## START Material provided
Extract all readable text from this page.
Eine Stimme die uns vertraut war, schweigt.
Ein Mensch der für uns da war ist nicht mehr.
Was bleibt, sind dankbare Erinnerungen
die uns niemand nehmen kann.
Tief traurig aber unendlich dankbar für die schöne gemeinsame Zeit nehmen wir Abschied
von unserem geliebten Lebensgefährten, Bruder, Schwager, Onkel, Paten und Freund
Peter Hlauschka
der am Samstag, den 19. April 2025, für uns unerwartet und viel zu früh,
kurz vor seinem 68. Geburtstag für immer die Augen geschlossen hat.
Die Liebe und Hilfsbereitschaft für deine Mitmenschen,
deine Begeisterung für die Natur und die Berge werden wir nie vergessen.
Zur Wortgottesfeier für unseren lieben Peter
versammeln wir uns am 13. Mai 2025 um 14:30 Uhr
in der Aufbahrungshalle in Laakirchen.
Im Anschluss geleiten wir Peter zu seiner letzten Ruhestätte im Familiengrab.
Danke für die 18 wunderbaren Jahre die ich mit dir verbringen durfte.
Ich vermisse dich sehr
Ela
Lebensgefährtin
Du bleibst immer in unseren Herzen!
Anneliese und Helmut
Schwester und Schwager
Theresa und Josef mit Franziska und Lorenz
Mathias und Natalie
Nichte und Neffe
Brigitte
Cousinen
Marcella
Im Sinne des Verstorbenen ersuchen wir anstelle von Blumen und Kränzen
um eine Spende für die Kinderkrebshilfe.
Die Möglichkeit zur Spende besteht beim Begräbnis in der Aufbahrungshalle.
## END Material provided
• **Given instruction**
Every line holding "Schwager" should be copied out.

• **Exercise response**
von unserem geliebten Lebensgefährten, Bruder, Schwager, Onkel, Paten und Freund
Schwester und Schwager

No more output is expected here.